Requirements:
Scan the data for "MolCA" and copy the lines it appears in.

Records supplied:
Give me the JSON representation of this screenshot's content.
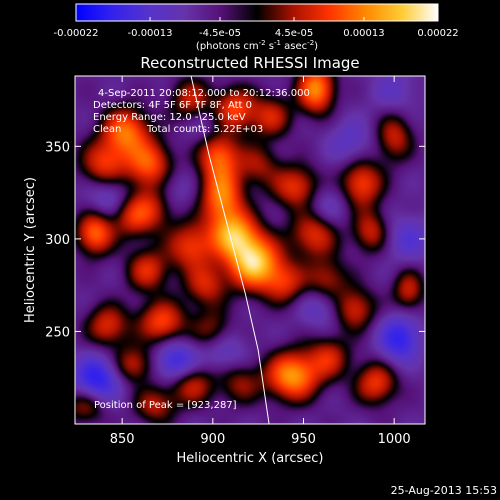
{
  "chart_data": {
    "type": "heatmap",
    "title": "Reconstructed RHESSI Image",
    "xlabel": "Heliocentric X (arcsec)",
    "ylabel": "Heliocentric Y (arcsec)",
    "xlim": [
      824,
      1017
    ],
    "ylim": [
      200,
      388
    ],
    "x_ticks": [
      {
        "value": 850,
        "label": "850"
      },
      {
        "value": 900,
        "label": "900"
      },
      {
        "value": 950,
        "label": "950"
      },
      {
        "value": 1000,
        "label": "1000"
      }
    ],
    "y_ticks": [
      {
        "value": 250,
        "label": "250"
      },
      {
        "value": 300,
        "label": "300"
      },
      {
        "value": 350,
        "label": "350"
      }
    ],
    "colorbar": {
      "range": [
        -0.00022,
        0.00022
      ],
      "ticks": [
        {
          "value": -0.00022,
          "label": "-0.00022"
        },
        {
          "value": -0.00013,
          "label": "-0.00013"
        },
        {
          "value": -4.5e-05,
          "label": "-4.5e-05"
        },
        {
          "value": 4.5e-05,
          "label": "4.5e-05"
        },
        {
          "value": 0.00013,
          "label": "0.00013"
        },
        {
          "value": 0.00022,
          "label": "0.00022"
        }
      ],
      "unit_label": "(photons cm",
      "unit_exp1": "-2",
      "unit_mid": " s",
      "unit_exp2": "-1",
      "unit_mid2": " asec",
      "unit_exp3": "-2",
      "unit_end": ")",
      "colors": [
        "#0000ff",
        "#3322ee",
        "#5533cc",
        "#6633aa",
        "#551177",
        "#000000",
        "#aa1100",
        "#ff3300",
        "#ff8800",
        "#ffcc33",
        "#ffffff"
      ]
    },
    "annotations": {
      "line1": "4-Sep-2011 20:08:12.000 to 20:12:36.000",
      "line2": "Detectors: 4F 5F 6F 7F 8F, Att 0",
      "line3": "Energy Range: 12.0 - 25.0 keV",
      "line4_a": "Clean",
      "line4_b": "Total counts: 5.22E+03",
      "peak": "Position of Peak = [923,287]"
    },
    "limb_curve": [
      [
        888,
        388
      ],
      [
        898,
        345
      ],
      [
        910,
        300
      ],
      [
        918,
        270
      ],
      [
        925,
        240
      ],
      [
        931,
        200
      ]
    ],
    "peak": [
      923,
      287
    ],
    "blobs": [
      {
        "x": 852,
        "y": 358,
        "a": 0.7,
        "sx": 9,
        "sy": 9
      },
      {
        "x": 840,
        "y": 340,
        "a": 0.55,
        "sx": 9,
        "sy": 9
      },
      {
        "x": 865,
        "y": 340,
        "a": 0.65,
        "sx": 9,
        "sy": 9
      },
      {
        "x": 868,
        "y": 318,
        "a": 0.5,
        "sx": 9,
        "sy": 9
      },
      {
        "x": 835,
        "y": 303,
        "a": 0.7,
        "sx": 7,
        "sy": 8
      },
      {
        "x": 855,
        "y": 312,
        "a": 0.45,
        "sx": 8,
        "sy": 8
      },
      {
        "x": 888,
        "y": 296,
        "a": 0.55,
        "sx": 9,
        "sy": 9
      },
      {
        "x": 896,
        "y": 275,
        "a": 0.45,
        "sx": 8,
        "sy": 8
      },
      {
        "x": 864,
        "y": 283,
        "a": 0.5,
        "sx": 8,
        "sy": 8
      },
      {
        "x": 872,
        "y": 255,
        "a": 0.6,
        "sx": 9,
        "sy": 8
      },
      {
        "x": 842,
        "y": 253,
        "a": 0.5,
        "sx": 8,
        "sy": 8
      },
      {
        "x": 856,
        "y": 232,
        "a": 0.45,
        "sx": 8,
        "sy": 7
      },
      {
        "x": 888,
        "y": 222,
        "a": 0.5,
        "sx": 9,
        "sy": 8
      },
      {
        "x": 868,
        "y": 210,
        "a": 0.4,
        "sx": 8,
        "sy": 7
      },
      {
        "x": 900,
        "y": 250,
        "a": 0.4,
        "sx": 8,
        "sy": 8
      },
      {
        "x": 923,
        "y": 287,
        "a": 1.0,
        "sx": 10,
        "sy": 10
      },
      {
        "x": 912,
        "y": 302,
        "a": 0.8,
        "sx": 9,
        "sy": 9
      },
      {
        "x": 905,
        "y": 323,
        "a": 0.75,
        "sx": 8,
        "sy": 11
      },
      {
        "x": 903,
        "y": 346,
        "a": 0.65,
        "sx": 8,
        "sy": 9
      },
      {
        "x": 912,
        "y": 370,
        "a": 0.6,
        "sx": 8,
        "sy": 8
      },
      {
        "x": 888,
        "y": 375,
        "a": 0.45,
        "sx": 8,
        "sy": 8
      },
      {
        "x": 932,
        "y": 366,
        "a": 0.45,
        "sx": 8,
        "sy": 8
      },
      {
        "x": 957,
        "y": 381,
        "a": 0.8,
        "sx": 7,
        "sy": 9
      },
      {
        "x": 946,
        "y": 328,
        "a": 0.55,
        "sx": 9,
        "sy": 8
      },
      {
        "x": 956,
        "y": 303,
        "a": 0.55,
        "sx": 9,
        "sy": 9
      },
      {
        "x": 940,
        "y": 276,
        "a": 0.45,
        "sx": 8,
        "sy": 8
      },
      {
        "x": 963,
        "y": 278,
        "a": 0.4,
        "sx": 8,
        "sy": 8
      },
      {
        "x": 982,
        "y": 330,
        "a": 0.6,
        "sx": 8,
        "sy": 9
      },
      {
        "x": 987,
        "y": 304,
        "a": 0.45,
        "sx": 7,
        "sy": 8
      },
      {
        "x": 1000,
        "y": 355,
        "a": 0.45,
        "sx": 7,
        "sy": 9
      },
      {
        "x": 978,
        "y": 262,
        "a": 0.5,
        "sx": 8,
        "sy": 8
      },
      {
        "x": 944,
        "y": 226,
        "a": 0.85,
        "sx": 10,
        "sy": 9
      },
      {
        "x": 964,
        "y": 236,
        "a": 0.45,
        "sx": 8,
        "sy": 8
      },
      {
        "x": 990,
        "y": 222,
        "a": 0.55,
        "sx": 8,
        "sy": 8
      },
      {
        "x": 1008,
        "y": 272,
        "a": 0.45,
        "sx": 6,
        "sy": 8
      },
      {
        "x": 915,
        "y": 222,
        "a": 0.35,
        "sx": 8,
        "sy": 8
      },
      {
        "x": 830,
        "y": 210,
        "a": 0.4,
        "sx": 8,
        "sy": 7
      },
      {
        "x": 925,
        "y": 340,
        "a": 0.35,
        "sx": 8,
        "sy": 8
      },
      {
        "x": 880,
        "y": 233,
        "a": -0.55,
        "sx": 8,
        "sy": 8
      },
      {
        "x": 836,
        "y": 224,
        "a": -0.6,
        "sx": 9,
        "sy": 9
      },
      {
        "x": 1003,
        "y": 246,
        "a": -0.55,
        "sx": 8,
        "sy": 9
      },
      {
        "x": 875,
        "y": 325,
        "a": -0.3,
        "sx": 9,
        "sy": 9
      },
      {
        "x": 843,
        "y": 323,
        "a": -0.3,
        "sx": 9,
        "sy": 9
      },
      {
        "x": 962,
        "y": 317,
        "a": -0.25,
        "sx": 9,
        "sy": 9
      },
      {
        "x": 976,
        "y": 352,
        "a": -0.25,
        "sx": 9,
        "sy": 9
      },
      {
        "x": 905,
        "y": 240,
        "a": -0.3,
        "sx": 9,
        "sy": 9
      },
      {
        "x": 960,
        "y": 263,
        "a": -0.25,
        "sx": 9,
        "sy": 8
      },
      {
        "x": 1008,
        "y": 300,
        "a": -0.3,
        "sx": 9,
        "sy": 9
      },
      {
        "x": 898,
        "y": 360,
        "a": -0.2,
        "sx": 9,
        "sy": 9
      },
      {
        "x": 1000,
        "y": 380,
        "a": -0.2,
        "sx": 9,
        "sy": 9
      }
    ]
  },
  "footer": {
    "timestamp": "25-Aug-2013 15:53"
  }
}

--

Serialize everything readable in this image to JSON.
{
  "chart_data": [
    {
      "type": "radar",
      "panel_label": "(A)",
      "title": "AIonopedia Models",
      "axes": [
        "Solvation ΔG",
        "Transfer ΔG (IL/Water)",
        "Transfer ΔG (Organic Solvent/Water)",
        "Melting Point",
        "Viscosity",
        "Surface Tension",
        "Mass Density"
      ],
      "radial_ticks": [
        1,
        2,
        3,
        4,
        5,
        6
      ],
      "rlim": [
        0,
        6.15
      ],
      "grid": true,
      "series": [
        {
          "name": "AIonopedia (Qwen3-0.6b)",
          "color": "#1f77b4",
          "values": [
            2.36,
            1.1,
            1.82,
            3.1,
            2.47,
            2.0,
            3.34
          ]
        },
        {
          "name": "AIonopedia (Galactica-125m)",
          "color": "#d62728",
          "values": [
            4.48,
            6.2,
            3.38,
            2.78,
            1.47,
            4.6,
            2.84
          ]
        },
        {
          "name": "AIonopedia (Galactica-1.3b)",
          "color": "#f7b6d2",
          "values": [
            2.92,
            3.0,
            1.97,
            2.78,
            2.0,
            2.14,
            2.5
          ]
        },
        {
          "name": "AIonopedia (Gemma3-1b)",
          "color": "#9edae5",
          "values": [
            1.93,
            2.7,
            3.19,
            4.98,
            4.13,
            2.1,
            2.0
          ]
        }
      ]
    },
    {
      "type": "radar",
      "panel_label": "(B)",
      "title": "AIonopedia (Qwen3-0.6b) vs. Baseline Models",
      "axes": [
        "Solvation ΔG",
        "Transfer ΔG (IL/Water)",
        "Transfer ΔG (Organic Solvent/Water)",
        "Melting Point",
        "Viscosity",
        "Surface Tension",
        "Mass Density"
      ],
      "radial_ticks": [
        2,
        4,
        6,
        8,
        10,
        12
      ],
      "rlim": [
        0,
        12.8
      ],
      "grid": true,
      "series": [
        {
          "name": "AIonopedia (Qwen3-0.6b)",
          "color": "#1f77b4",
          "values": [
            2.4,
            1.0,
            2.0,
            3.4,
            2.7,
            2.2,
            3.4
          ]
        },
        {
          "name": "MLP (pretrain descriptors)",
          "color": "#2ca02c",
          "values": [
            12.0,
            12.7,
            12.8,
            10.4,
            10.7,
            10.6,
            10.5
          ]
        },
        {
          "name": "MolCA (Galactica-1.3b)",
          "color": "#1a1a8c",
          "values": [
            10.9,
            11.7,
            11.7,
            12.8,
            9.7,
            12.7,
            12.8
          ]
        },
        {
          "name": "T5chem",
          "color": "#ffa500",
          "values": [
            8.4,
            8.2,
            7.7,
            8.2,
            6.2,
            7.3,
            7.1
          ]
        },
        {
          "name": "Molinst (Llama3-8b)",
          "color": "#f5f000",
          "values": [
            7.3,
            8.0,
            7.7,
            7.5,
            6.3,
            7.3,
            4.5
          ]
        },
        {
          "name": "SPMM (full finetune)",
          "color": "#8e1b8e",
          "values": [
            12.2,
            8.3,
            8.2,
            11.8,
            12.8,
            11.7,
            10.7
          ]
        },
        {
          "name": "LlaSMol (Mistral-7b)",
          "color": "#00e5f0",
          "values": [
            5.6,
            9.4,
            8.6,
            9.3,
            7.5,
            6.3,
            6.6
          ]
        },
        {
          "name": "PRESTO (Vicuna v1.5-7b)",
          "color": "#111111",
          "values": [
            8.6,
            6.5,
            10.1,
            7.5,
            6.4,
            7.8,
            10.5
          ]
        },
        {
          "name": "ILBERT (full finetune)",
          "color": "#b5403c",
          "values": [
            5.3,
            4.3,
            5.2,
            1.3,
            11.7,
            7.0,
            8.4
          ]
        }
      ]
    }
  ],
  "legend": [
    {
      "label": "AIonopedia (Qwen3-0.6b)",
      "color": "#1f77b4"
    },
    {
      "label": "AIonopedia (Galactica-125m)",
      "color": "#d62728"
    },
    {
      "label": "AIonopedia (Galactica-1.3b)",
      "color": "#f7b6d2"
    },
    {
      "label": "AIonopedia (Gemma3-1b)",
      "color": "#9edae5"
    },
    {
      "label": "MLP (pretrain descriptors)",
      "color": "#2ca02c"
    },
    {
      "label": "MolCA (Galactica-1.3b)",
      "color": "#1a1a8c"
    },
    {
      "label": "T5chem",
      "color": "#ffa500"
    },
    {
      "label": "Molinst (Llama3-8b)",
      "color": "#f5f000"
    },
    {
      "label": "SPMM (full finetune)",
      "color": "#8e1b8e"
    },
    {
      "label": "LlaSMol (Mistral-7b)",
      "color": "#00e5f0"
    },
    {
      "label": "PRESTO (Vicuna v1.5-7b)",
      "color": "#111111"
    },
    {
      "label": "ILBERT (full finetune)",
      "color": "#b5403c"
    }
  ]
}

Solution for this problem:
          "name": "MolCA (Galactica-1.3b)",
      "label": "MolCA (Galactica-1.3b)",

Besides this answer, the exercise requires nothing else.